Prompt: Make an exact copy of the records, with the pictures left out.

-- BEGIN --

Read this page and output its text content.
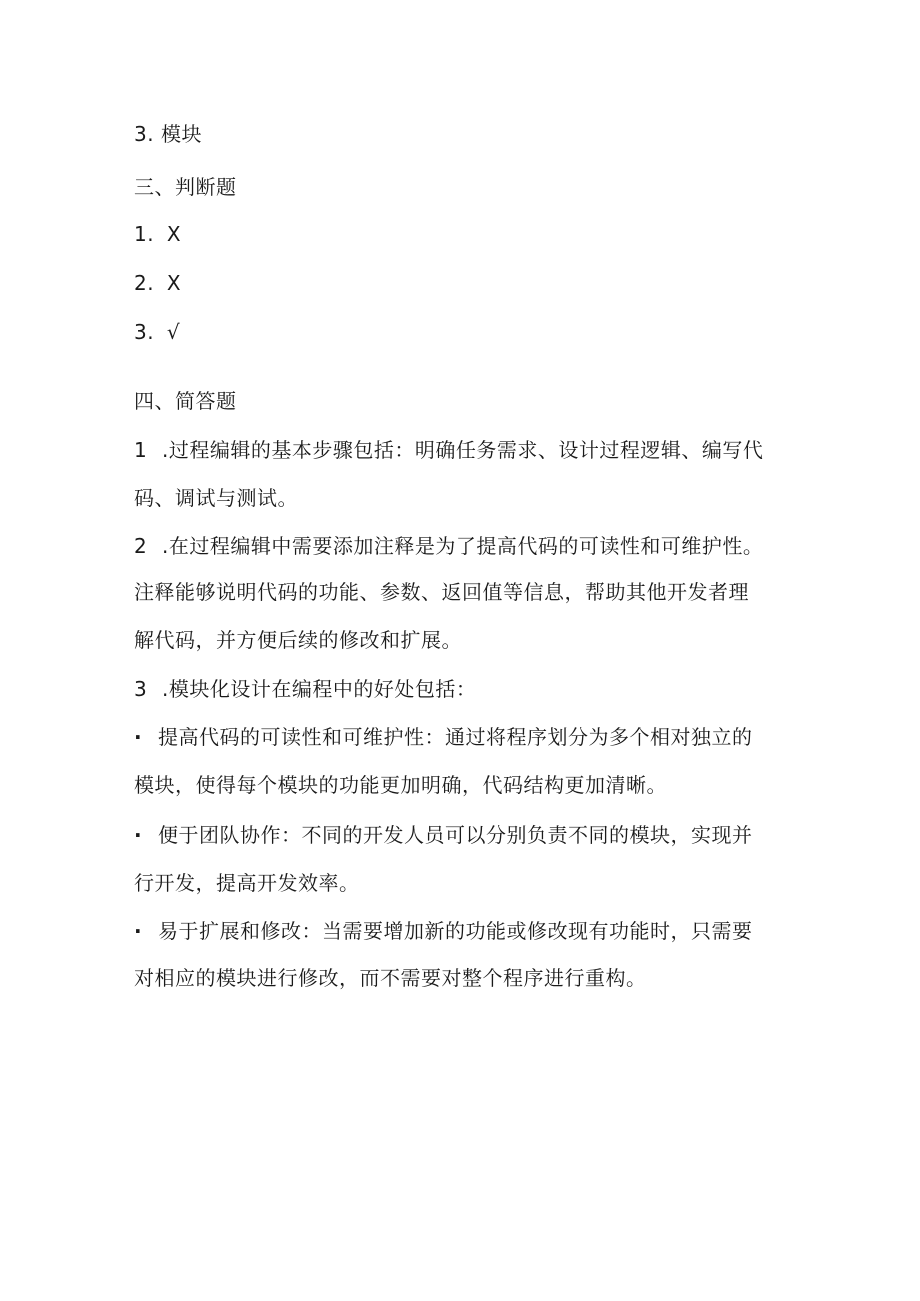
3. 模块
三、判断题
1. X
2. X
3. √
四、简答题
1 .过程编辑的基本步骤包括：明确任务需求、设计过程逻辑、编写代
码、调试与测试。
2 .在过程编辑中需要添加注释是为了提高代码的可读性和可维护性。
注释能够说明代码的功能、参数、返回值等信息，帮助其他开发者理
解代码，并方便后续的修改和扩展。
3 .模块化设计在编程中的好处包括：
· 提高代码的可读性和可维护性：通过将程序划分为多个相对独立的
模块，使得每个模块的功能更加明确，代码结构更加清晰。
· 便于团队协作：不同的开发人员可以分别负责不同的模块，实现并
行开发，提高开发效率。
· 易于扩展和修改：当需要增加新的功能或修改现有功能时，只需要
对相应的模块进行修改，而不需要对整个程序进行重构。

-- END --

Solution:
Read this page and output its text content.
3. 模块
三、判断题
1. X
2. X
3. √
四、简答题
1 .过程编辑的基本步骤包括：明确任务需求、设计过程逻辑、编写代
码、调试与测试。
2 .在过程编辑中需要添加注释是为了提高代码的可读性和可维护性。
注释能够说明代码的功能、参数、返回值等信息，帮助其他开发者理
解代码，并方便后续的修改和扩展。
3 .模块化设计在编程中的好处包括：
· 提高代码的可读性和可维护性：通过将程序划分为多个相对独立的
模块，使得每个模块的功能更加明确，代码结构更加清晰。
· 便于团队协作：不同的开发人员可以分别负责不同的模块，实现并
行开发，提高开发效率。
· 易于扩展和修改：当需要增加新的功能或修改现有功能时，只需要
对相应的模块进行修改，而不需要对整个程序进行重构。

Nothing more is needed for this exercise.